**Exercise prompt**
Every entry must be duplicated precisely as written.

-- Start Material --

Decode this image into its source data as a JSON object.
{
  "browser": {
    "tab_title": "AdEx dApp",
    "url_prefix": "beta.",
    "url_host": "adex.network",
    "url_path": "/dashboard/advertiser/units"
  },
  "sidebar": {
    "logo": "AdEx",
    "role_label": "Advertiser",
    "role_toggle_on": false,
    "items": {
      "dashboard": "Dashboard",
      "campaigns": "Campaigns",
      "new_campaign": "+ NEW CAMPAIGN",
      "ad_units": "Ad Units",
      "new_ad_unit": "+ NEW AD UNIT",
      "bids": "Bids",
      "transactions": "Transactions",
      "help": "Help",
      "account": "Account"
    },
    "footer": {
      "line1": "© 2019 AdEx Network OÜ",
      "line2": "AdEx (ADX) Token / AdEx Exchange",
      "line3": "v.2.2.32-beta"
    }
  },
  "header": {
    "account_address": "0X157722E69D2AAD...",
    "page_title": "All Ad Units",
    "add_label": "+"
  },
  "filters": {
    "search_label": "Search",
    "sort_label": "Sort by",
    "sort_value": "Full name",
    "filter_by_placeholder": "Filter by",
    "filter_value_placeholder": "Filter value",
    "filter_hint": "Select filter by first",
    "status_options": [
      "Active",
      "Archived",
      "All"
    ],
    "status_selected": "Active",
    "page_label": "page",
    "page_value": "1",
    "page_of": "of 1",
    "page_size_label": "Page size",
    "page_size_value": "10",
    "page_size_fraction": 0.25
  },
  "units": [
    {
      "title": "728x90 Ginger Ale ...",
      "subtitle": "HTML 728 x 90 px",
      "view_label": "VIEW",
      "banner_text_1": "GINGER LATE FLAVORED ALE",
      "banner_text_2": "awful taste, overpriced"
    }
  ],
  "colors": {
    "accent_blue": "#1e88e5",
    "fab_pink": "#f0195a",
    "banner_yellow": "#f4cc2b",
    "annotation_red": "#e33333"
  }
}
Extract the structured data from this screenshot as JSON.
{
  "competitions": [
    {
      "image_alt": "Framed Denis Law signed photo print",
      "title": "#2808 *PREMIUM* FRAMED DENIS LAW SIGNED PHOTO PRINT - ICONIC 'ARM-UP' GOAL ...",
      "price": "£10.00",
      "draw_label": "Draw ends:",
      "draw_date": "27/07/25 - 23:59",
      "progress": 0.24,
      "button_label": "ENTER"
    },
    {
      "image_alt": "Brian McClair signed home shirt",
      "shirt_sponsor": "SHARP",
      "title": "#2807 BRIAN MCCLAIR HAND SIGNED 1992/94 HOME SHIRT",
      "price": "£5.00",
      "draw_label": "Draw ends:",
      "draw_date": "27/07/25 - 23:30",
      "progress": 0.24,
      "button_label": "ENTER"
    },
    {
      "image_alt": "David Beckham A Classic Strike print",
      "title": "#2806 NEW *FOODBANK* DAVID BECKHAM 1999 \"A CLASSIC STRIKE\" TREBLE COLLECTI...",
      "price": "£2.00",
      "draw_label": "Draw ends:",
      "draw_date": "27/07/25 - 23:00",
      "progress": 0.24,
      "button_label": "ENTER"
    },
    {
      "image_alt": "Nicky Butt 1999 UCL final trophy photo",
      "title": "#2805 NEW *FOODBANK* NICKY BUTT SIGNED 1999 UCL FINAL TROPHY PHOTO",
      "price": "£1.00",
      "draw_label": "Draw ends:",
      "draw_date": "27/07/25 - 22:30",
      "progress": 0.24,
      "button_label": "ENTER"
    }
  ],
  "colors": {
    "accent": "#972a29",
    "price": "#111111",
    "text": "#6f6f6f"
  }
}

-- End Material --

**Output of the task**
Decode this image into its source data as a JSON object.
{
  "browser": {
    "tab_title": "AdEx dApp",
    "url_prefix": "beta.",
    "url_host": "adex.network",
    "url_path": "/dashboard/advertiser/units"
  },
  "sidebar": {
    "logo": "AdEx",
    "role_label": "Advertiser",
    "role_toggle_on": false,
    "items": {
      "dashboard": "Dashboard",
      "campaigns": "Campaigns",
      "new_campaign": "+ NEW CAMPAIGN",
      "ad_units": "Ad Units",
      "new_ad_unit": "+ NEW AD UNIT",
      "bids": "Bids",
      "transactions": "Transactions",
      "help": "Help",
      "account": "Account"
    },
    "footer": {
      "line1": "© 2019 AdEx Network OÜ",
      "line2": "AdEx (ADX) Token / AdEx Exchange",
      "line3": "v.2.2.32-beta"
    }
  },
  "header": {
    "account_address": "0X157722E69D2AAD...",
    "page_title": "All Ad Units",
    "add_label": "+"
  },
  "filters": {
    "search_label": "Search",
    "sort_label": "Sort by",
    "sort_value": "Full name",
    "filter_by_placeholder": "Filter by",
    "filter_value_placeholder": "Filter value",
    "filter_hint": "Select filter by first",
    "status_options": [
      "Active",
      "Archived",
      "All"
    ],
    "status_selected": "Active",
    "page_label": "page",
    "page_value": "1",
    "page_of": "of 1",
    "page_size_label": "Page size",
    "page_size_value": "10",
    "page_size_fraction": 0.25
  },
  "units": [
    {
      "title": "728x90 Ginger Ale ...",
      "subtitle": "HTML 728 x 90 px",
      "view_label": "VIEW",
      "banner_text_1": "GINGER LATE FLAVORED ALE",
      "banner_text_2": "awful taste, overpriced"
    }
  ],
  "colors": {
    "accent_blue": "#1e88e5",
    "fab_pink": "#f0195a",
    "banner_yellow": "#f4cc2b",
    "annotation_red": "#e33333"
  }
}
Extract the structured data from this screenshot as JSON.
{
  "competitions": [
    {
      "image_alt": "Framed Denis Law signed photo print",
      "title": "#2808 *PREMIUM* FRAMED DENIS LAW SIGNED PHOTO PRINT - ICONIC 'ARM-UP' GOAL ...",
      "price": "£10.00",
      "draw_label": "Draw ends:",
      "draw_date": "27/07/25 - 23:59",
      "progress": 0.24,
      "button_label": "ENTER"
    },
    {
      "image_alt": "Brian McClair signed home shirt",
      "shirt_sponsor": "SHARP",
      "title": "#2807 BRIAN MCCLAIR HAND SIGNED 1992/94 HOME SHIRT",
      "price": "£5.00",
      "draw_label": "Draw ends:",
      "draw_date": "27/07/25 - 23:30",
      "progress": 0.24,
      "button_label": "ENTER"
    },
    {
      "image_alt": "David Beckham A Classic Strike print",
      "title": "#2806 NEW *FOODBANK* DAVID BECKHAM 1999 \"A CLASSIC STRIKE\" TREBLE COLLECTI...",
      "price": "£2.00",
      "draw_label": "Draw ends:",
      "draw_date": "27/07/25 - 23:00",
      "progress": 0.24,
      "button_label": "ENTER"
    },
    {
      "image_alt": "Nicky Butt 1999 UCL final trophy photo",
      "title": "#2805 NEW *FOODBANK* NICKY BUTT SIGNED 1999 UCL FINAL TROPHY PHOTO",
      "price": "£1.00",
      "draw_label": "Draw ends:",
      "draw_date": "27/07/25 - 22:30",
      "progress": 0.24,
      "button_label": "ENTER"
    }
  ],
  "colors": {
    "accent": "#972a29",
    "price": "#111111",
    "text": "#6f6f6f"
  }
}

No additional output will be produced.